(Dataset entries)
## start

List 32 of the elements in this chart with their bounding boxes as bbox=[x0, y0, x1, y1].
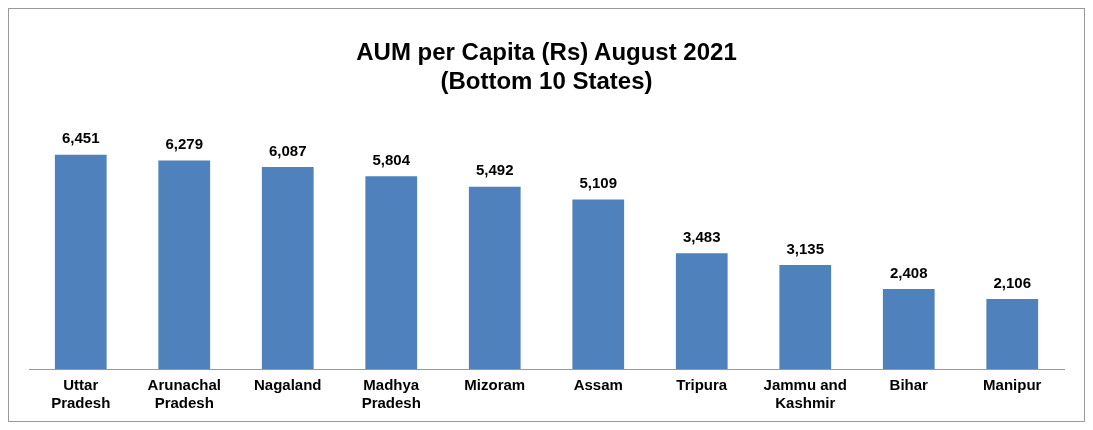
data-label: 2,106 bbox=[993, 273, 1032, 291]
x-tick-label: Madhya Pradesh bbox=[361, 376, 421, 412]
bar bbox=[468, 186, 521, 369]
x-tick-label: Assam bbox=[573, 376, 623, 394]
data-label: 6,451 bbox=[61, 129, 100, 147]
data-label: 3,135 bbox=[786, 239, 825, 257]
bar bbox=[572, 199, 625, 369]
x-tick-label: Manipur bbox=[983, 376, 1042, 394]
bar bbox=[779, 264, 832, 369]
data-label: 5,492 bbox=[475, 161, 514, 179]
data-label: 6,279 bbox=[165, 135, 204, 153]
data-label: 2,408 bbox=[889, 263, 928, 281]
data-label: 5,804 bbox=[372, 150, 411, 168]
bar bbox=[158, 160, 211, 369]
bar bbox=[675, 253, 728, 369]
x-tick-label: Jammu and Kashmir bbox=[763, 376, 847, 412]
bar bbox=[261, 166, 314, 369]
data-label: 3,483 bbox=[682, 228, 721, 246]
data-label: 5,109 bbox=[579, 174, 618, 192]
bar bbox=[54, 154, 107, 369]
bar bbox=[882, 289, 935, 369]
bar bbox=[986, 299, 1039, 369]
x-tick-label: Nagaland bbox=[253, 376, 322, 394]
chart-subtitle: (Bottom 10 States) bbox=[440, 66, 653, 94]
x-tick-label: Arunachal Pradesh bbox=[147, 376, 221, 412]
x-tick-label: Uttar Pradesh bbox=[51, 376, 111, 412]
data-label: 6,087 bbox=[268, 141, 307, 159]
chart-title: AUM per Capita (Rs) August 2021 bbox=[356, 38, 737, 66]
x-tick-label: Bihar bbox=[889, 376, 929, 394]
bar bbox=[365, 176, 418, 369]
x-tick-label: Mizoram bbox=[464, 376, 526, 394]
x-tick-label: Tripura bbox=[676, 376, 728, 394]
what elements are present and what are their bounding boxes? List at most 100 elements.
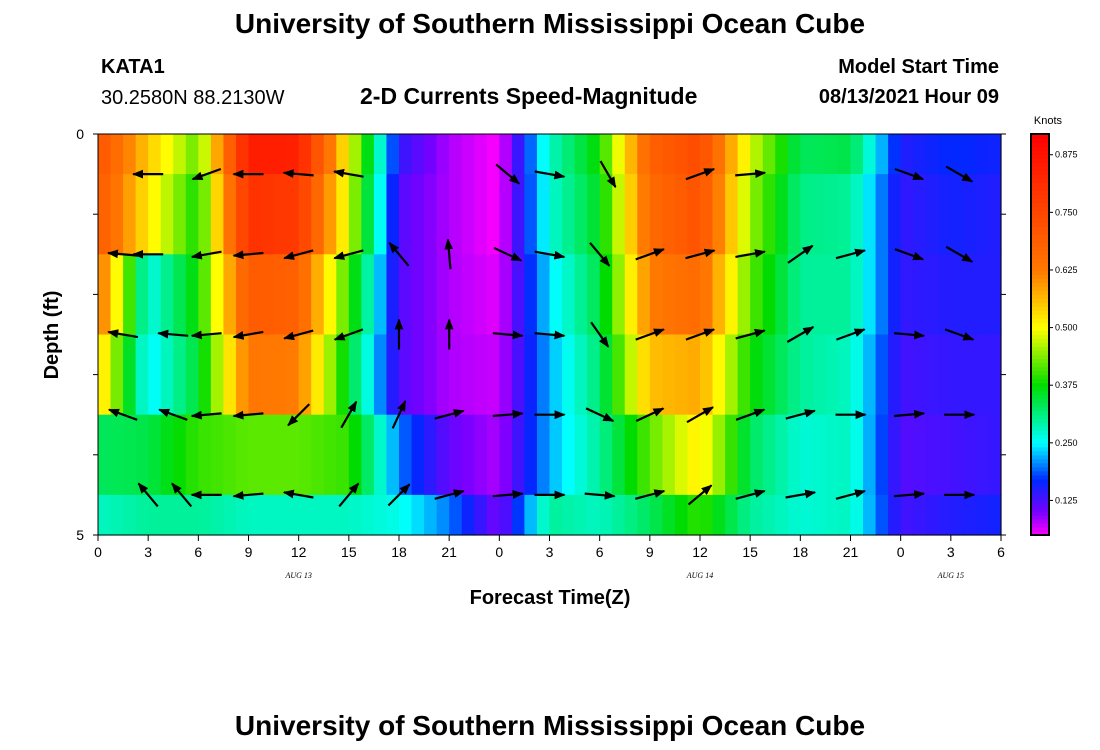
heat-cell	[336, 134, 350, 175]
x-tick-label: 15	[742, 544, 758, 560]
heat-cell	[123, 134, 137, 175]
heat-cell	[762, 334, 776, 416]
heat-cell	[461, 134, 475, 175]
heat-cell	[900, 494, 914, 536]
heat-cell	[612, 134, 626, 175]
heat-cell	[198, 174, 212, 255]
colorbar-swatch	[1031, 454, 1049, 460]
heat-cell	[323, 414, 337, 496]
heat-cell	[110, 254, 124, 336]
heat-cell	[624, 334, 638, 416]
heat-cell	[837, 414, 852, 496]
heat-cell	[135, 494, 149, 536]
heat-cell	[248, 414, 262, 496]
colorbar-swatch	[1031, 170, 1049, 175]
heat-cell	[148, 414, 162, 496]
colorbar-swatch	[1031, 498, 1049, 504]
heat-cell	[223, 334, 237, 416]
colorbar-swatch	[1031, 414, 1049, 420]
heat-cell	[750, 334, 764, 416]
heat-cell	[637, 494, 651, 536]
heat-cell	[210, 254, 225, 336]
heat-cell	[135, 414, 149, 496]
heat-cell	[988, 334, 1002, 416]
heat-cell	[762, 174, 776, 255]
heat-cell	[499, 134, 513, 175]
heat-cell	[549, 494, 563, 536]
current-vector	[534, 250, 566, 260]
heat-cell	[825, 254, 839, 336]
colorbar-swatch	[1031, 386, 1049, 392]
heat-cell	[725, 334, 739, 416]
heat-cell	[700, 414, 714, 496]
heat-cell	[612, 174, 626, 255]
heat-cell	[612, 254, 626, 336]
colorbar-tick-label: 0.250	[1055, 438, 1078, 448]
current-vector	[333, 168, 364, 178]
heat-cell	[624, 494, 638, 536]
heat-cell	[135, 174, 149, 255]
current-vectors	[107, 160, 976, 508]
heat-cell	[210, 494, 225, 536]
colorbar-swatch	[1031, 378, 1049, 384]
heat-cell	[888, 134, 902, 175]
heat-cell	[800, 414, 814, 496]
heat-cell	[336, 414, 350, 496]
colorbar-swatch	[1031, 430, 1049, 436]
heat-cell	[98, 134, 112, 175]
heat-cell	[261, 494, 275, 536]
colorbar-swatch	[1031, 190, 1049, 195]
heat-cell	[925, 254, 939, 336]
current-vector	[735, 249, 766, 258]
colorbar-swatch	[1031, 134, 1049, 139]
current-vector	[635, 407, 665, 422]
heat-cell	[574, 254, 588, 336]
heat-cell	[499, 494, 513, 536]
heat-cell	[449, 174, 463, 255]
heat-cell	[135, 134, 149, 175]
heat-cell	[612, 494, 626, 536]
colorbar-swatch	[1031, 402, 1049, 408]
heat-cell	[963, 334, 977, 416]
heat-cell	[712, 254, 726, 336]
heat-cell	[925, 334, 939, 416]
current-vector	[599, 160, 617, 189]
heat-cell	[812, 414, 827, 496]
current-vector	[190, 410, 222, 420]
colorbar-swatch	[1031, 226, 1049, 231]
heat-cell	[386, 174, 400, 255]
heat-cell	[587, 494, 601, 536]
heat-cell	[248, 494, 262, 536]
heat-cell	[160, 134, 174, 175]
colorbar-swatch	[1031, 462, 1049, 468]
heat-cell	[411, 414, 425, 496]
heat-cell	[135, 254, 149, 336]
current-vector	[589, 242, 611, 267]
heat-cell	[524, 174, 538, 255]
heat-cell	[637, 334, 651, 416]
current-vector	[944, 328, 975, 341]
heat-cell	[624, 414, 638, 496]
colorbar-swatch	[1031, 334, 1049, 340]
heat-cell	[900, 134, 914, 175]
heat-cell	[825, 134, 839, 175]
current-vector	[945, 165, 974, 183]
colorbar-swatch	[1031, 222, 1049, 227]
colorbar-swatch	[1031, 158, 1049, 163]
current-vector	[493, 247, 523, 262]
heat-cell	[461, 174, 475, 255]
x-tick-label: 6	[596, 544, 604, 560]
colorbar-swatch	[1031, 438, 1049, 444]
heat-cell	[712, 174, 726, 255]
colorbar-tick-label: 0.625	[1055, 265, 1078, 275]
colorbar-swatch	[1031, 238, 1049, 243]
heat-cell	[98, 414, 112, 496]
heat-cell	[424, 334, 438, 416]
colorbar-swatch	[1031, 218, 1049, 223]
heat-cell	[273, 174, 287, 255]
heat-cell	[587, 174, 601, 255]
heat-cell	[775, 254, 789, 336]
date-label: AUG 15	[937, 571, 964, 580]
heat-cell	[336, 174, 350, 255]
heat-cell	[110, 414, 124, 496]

## end
## start

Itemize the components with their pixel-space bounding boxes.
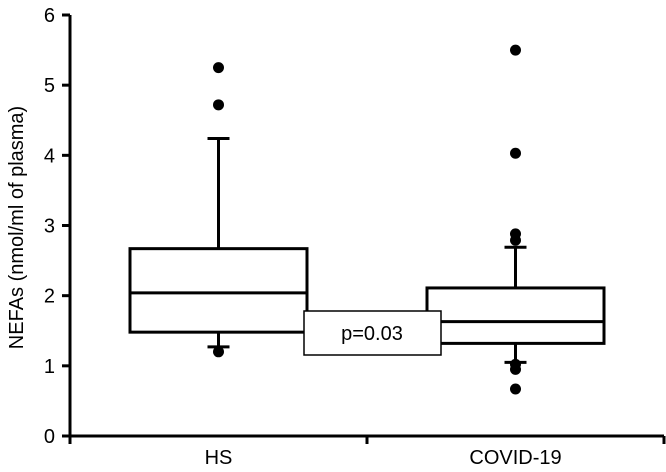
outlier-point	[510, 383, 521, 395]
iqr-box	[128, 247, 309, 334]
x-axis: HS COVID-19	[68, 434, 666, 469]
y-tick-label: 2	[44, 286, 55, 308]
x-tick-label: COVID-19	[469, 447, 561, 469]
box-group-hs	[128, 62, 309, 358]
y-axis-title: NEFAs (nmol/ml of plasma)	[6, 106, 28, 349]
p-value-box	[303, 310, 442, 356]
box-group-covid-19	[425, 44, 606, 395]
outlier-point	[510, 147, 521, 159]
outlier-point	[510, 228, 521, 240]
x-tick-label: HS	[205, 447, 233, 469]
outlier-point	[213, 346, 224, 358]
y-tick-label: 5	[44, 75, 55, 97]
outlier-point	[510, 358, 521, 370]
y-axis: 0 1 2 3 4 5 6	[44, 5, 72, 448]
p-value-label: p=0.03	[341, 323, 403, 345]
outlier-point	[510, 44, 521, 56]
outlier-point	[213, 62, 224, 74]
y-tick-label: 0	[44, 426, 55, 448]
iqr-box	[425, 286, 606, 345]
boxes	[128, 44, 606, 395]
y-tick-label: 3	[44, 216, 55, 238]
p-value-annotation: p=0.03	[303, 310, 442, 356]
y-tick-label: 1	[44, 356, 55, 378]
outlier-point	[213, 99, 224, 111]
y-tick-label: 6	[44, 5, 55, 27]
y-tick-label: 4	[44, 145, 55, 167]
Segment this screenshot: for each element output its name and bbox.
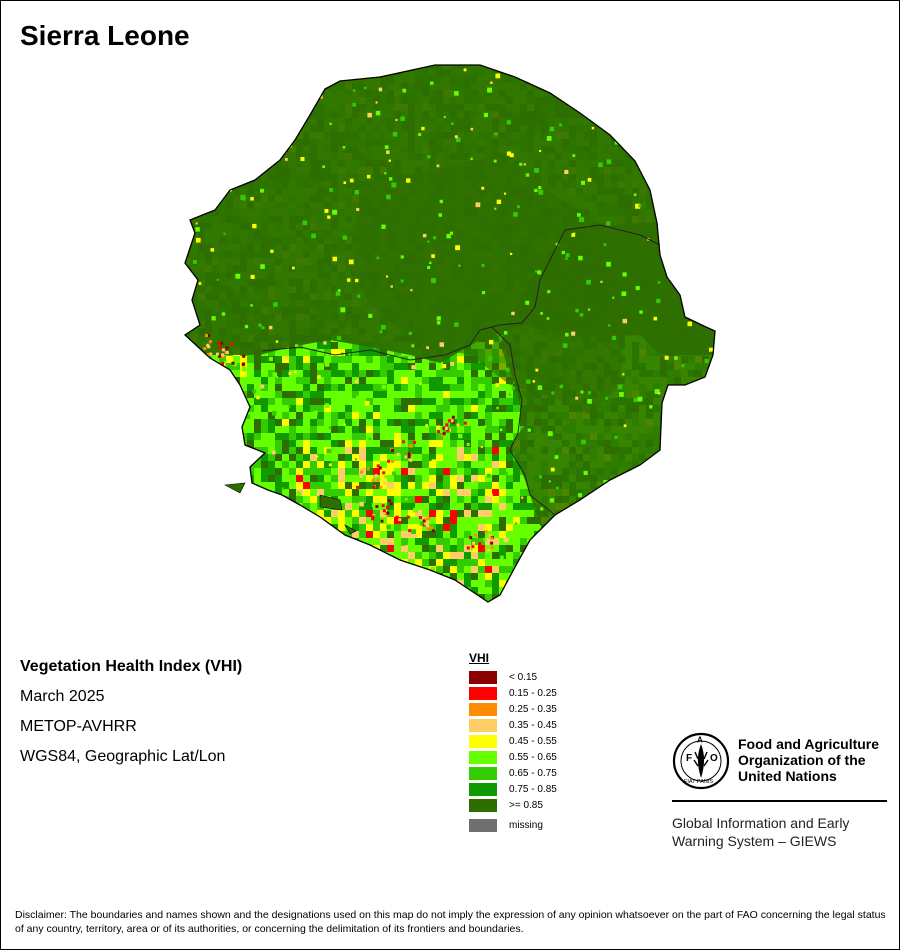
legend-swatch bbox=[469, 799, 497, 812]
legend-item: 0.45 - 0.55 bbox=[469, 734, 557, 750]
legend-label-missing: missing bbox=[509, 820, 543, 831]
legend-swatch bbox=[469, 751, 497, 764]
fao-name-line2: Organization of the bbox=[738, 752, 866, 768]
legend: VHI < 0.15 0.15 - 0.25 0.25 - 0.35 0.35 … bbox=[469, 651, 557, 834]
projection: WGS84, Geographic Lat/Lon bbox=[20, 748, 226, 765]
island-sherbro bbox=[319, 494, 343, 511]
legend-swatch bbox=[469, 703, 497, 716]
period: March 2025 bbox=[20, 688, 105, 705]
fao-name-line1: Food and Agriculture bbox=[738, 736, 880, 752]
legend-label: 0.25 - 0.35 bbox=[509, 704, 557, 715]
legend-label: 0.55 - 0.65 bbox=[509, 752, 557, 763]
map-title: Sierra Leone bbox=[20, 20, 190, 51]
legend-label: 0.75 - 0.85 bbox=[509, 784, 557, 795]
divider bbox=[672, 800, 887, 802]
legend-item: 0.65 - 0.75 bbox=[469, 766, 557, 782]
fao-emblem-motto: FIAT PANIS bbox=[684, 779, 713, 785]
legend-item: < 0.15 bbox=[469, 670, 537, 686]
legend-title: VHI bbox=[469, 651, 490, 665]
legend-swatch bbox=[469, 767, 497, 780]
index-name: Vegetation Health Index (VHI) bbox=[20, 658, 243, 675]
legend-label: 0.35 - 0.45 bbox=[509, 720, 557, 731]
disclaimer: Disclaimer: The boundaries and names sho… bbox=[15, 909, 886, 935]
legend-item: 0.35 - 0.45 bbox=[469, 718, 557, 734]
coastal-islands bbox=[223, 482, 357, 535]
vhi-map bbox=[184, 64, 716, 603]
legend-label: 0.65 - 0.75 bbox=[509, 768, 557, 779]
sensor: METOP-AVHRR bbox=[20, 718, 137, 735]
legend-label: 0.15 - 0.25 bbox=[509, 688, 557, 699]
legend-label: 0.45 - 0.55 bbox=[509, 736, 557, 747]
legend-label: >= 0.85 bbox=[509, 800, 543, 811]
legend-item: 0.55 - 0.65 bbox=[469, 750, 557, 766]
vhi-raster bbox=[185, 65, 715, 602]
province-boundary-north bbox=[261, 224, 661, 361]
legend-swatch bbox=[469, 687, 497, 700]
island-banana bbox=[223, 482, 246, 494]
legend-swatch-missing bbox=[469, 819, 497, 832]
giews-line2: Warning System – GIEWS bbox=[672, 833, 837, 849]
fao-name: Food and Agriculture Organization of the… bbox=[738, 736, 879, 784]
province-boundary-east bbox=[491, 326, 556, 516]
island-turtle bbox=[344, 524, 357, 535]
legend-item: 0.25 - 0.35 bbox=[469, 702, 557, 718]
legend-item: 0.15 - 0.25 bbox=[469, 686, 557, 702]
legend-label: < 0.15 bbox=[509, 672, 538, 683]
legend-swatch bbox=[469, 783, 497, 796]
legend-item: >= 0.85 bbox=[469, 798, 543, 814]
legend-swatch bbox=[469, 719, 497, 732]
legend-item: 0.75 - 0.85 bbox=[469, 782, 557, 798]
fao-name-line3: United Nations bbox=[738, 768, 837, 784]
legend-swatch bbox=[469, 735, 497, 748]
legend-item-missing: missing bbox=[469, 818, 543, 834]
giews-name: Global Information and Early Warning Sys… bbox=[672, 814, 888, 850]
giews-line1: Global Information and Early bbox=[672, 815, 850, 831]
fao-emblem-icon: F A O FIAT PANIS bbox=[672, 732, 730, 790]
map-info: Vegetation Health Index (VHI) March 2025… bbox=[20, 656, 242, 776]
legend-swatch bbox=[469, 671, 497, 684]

## end

*TASK GOAL*
Please convert the part of the data that opens with the line containing "List 32 of the" and closes with the line containing "what elements are" into a numbered list, including both of those lines. Skip any blank lines and leave the pictures out.

*RESULT*
1. List 32 of the elements in this chart with their bounding boxes as bbox=[x0, y0, x1, y1].
2. data-label: 2,106 bbox=[993, 273, 1032, 291]
3. x-tick-label: Madhya Pradesh bbox=[361, 376, 421, 412]
4. bar bbox=[468, 186, 521, 369]
5. x-tick-label: Assam bbox=[573, 376, 623, 394]
6. data-label: 6,451 bbox=[61, 129, 100, 147]
7. data-label: 3,135 bbox=[786, 239, 825, 257]
8. bar bbox=[572, 199, 625, 369]
9. x-tick-label: Manipur bbox=[983, 376, 1042, 394]
10. bar bbox=[779, 264, 832, 369]
11. data-label: 5,492 bbox=[475, 161, 514, 179]
12. data-label: 6,279 bbox=[165, 135, 204, 153]
13. data-label: 2,408 bbox=[889, 263, 928, 281]
14. data-label: 5,804 bbox=[372, 150, 411, 168]
15. bar bbox=[158, 160, 211, 369]
16. bar bbox=[675, 253, 728, 369]
17. x-tick-label: Jammu and Kashmir bbox=[763, 376, 847, 412]
18. bar bbox=[261, 166, 314, 369]
19. data-label: 3,483 bbox=[682, 228, 721, 246]
20. data-label: 5,109 bbox=[579, 174, 618, 192]
21. bar bbox=[54, 154, 107, 369]
22. bar bbox=[882, 289, 935, 369]
23. bar bbox=[986, 299, 1039, 369]
24. x-tick-label: Nagaland bbox=[253, 376, 322, 394]
25. chart-subtitle: (Bottom 10 States) bbox=[440, 66, 653, 94]
26. x-tick-label: Arunachal Pradesh bbox=[147, 376, 221, 412]
27. x-tick-label: Uttar Pradesh bbox=[51, 376, 111, 412]
28. data-label: 6,087 bbox=[268, 141, 307, 159]
29. chart-title: AUM per Capita (Rs) August 2021 bbox=[356, 38, 737, 66]
30. x-tick-label: Bihar bbox=[889, 376, 929, 394]
31. bar bbox=[365, 176, 418, 369]
32. x-tick-label: Mizoram bbox=[464, 376, 526, 394]
33. x-tick-label: Tripura bbox=[676, 376, 728, 394]
34. what elements are present and what are their bounding boxes? List at most 100 elements.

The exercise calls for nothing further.